[Records from a data collection]
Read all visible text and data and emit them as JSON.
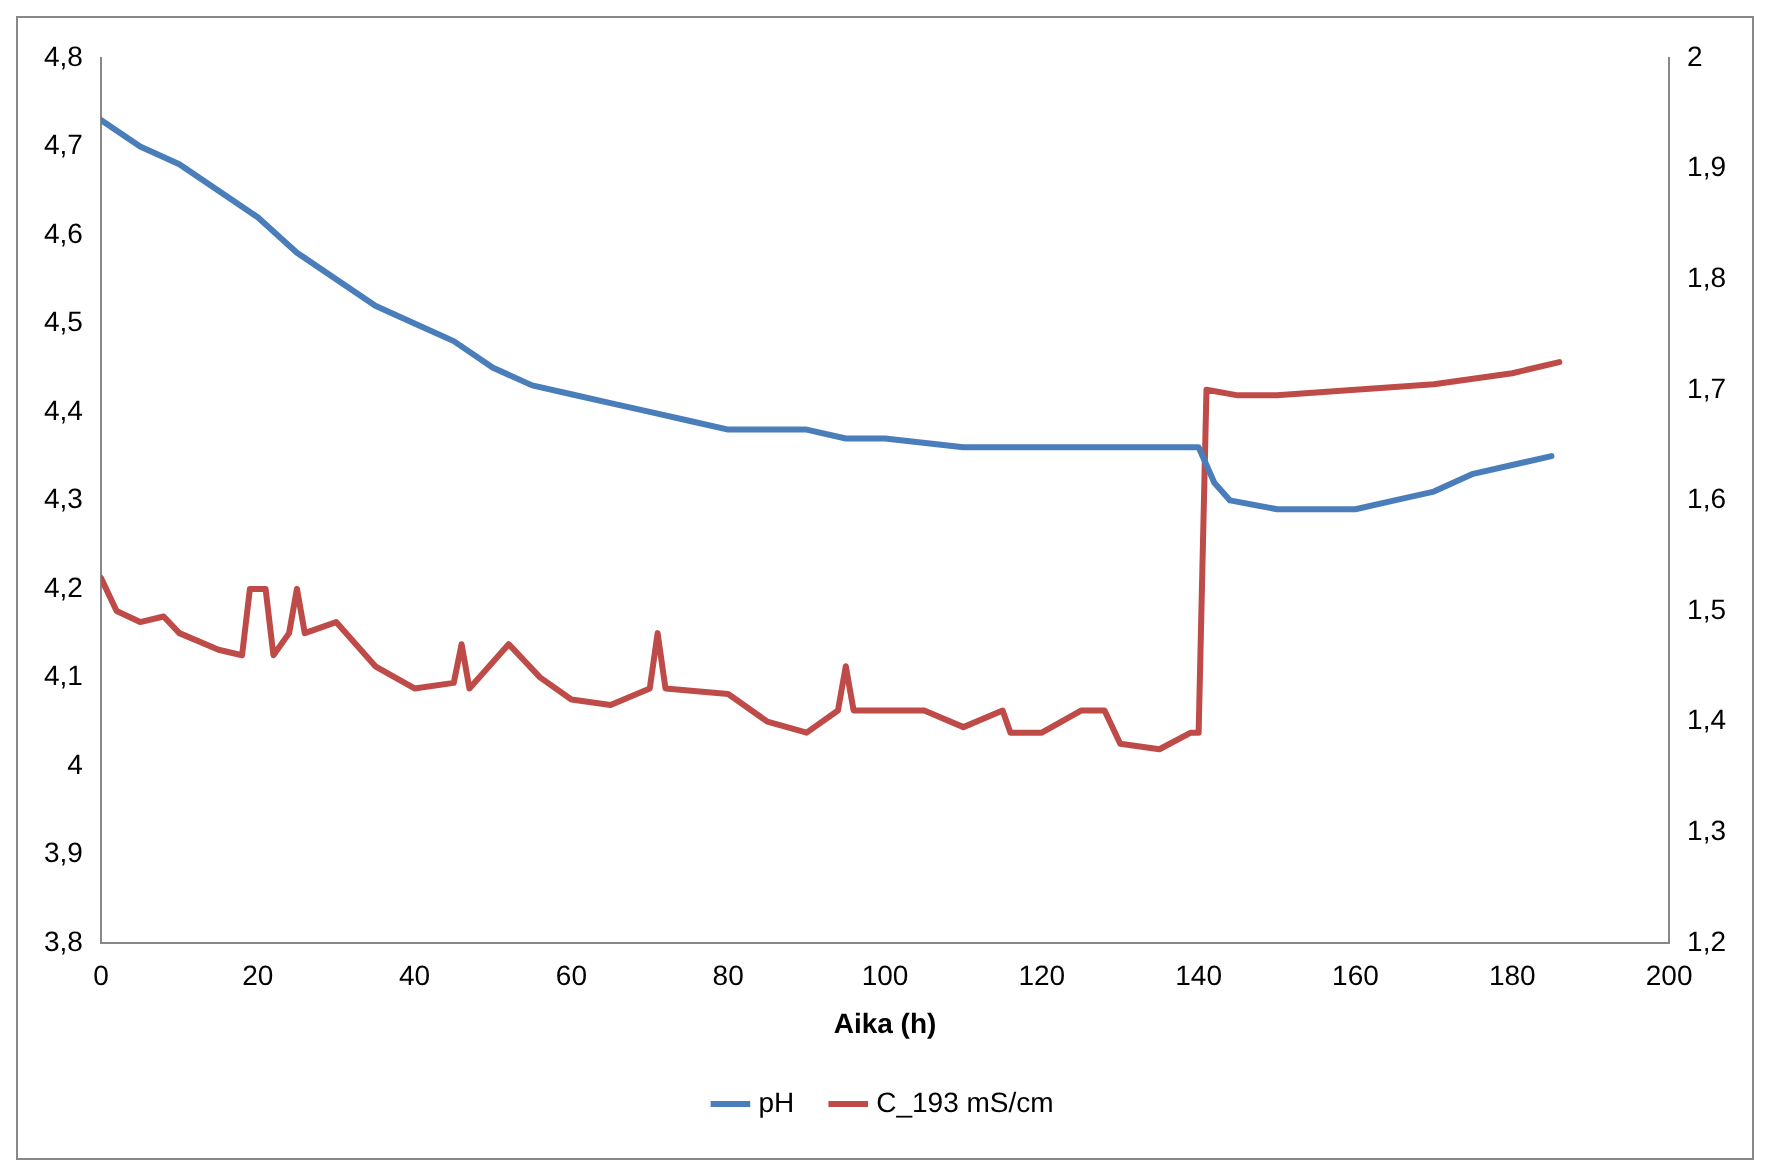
{
  "chart_data": {
    "type": "line",
    "xlabel": "Aika (h)",
    "xlim": [
      0,
      200
    ],
    "xticks": [
      0,
      20,
      40,
      60,
      80,
      100,
      120,
      140,
      160,
      180,
      200
    ],
    "ylim": [
      3.8,
      4.8
    ],
    "yticks": [
      {
        "value": 3.8,
        "label": "3,8"
      },
      {
        "value": 3.9,
        "label": "3,9"
      },
      {
        "value": 4,
        "label": "4"
      },
      {
        "value": 4.1,
        "label": "4,1"
      },
      {
        "value": 4.2,
        "label": "4,2"
      },
      {
        "value": 4.3,
        "label": "4,3"
      },
      {
        "value": 4.4,
        "label": "4,4"
      },
      {
        "value": 4.5,
        "label": "4,5"
      },
      {
        "value": 4.6,
        "label": "4,6"
      },
      {
        "value": 4.7,
        "label": "4,7"
      },
      {
        "value": 4.8,
        "label": "4,8"
      }
    ],
    "y2lim": [
      1.2,
      2
    ],
    "y2ticks": [
      {
        "value": 1.2,
        "label": "1,2"
      },
      {
        "value": 1.3,
        "label": "1,3"
      },
      {
        "value": 1.4,
        "label": "1,4"
      },
      {
        "value": 1.5,
        "label": "1,5"
      },
      {
        "value": 1.6,
        "label": "1,6"
      },
      {
        "value": 1.7,
        "label": "1,7"
      },
      {
        "value": 1.8,
        "label": "1,8"
      },
      {
        "value": 1.9,
        "label": "1,9"
      },
      {
        "value": 2,
        "label": "2"
      }
    ],
    "grid": false,
    "legend": "bottom",
    "marker": "none",
    "line_style": "solid",
    "series": [
      {
        "name": "pH",
        "color": "#4a7ebb",
        "x": [
          0,
          5,
          10,
          15,
          20,
          25,
          30,
          35,
          40,
          45,
          50,
          55,
          60,
          65,
          70,
          75,
          80,
          90,
          95,
          100,
          110,
          120,
          130,
          140,
          142,
          144,
          150,
          160,
          165,
          170,
          175,
          180,
          185
        ],
        "values": [
          4.73,
          4.7,
          4.68,
          4.65,
          4.62,
          4.58,
          4.55,
          4.52,
          4.5,
          4.48,
          4.45,
          4.43,
          4.42,
          4.41,
          4.4,
          4.39,
          4.38,
          4.38,
          4.37,
          4.37,
          4.36,
          4.36,
          4.36,
          4.36,
          4.32,
          4.3,
          4.29,
          4.29,
          4.3,
          4.31,
          4.33,
          4.34,
          4.35
        ]
      },
      {
        "name": "C_193 mS/cm",
        "color": "#be4b48",
        "axis": "y2",
        "x": [
          0,
          2,
          5,
          8,
          10,
          15,
          18,
          19,
          21,
          22,
          24,
          25,
          26,
          30,
          35,
          40,
          45,
          46,
          47,
          52,
          56,
          60,
          65,
          70,
          71,
          72,
          80,
          85,
          90,
          94,
          95,
          96,
          105,
          110,
          115,
          116,
          120,
          125,
          128,
          130,
          135,
          139,
          140,
          141,
          145,
          150,
          160,
          170,
          180,
          186
        ],
        "values": [
          1.53,
          1.5,
          1.49,
          1.495,
          1.48,
          1.465,
          1.46,
          1.52,
          1.52,
          1.46,
          1.48,
          1.52,
          1.48,
          1.49,
          1.45,
          1.43,
          1.435,
          1.47,
          1.43,
          1.47,
          1.44,
          1.42,
          1.415,
          1.43,
          1.48,
          1.43,
          1.425,
          1.4,
          1.39,
          1.41,
          1.45,
          1.41,
          1.41,
          1.395,
          1.41,
          1.39,
          1.39,
          1.41,
          1.41,
          1.38,
          1.375,
          1.39,
          1.39,
          1.7,
          1.695,
          1.695,
          1.7,
          1.705,
          1.715,
          1.725
        ]
      }
    ]
  }
}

TASK DESCRIPTION: Set down all the entries exactly as they appear, but skip any pictures.

OUTPUT:
Read all visible text and data and emit them as JSON.
{
  "chart_data": {
    "type": "line",
    "xlabel": "Aika (h)",
    "xlim": [
      0,
      200
    ],
    "xticks": [
      0,
      20,
      40,
      60,
      80,
      100,
      120,
      140,
      160,
      180,
      200
    ],
    "ylim": [
      3.8,
      4.8
    ],
    "yticks": [
      {
        "value": 3.8,
        "label": "3,8"
      },
      {
        "value": 3.9,
        "label": "3,9"
      },
      {
        "value": 4,
        "label": "4"
      },
      {
        "value": 4.1,
        "label": "4,1"
      },
      {
        "value": 4.2,
        "label": "4,2"
      },
      {
        "value": 4.3,
        "label": "4,3"
      },
      {
        "value": 4.4,
        "label": "4,4"
      },
      {
        "value": 4.5,
        "label": "4,5"
      },
      {
        "value": 4.6,
        "label": "4,6"
      },
      {
        "value": 4.7,
        "label": "4,7"
      },
      {
        "value": 4.8,
        "label": "4,8"
      }
    ],
    "y2lim": [
      1.2,
      2
    ],
    "y2ticks": [
      {
        "value": 1.2,
        "label": "1,2"
      },
      {
        "value": 1.3,
        "label": "1,3"
      },
      {
        "value": 1.4,
        "label": "1,4"
      },
      {
        "value": 1.5,
        "label": "1,5"
      },
      {
        "value": 1.6,
        "label": "1,6"
      },
      {
        "value": 1.7,
        "label": "1,7"
      },
      {
        "value": 1.8,
        "label": "1,8"
      },
      {
        "value": 1.9,
        "label": "1,9"
      },
      {
        "value": 2,
        "label": "2"
      }
    ],
    "grid": false,
    "legend": "bottom",
    "marker": "none",
    "line_style": "solid",
    "series": [
      {
        "name": "pH",
        "color": "#4a7ebb",
        "x": [
          0,
          5,
          10,
          15,
          20,
          25,
          30,
          35,
          40,
          45,
          50,
          55,
          60,
          65,
          70,
          75,
          80,
          90,
          95,
          100,
          110,
          120,
          130,
          140,
          142,
          144,
          150,
          160,
          165,
          170,
          175,
          180,
          185
        ],
        "values": [
          4.73,
          4.7,
          4.68,
          4.65,
          4.62,
          4.58,
          4.55,
          4.52,
          4.5,
          4.48,
          4.45,
          4.43,
          4.42,
          4.41,
          4.4,
          4.39,
          4.38,
          4.38,
          4.37,
          4.37,
          4.36,
          4.36,
          4.36,
          4.36,
          4.32,
          4.3,
          4.29,
          4.29,
          4.3,
          4.31,
          4.33,
          4.34,
          4.35
        ]
      },
      {
        "name": "C_193 mS/cm",
        "color": "#be4b48",
        "axis": "y2",
        "x": [
          0,
          2,
          5,
          8,
          10,
          15,
          18,
          19,
          21,
          22,
          24,
          25,
          26,
          30,
          35,
          40,
          45,
          46,
          47,
          52,
          56,
          60,
          65,
          70,
          71,
          72,
          80,
          85,
          90,
          94,
          95,
          96,
          105,
          110,
          115,
          116,
          120,
          125,
          128,
          130,
          135,
          139,
          140,
          141,
          145,
          150,
          160,
          170,
          180,
          186
        ],
        "values": [
          1.53,
          1.5,
          1.49,
          1.495,
          1.48,
          1.465,
          1.46,
          1.52,
          1.52,
          1.46,
          1.48,
          1.52,
          1.48,
          1.49,
          1.45,
          1.43,
          1.435,
          1.47,
          1.43,
          1.47,
          1.44,
          1.42,
          1.415,
          1.43,
          1.48,
          1.43,
          1.425,
          1.4,
          1.39,
          1.41,
          1.45,
          1.41,
          1.41,
          1.395,
          1.41,
          1.39,
          1.39,
          1.41,
          1.41,
          1.38,
          1.375,
          1.39,
          1.39,
          1.7,
          1.695,
          1.695,
          1.7,
          1.705,
          1.715,
          1.725
        ]
      }
    ]
  }
}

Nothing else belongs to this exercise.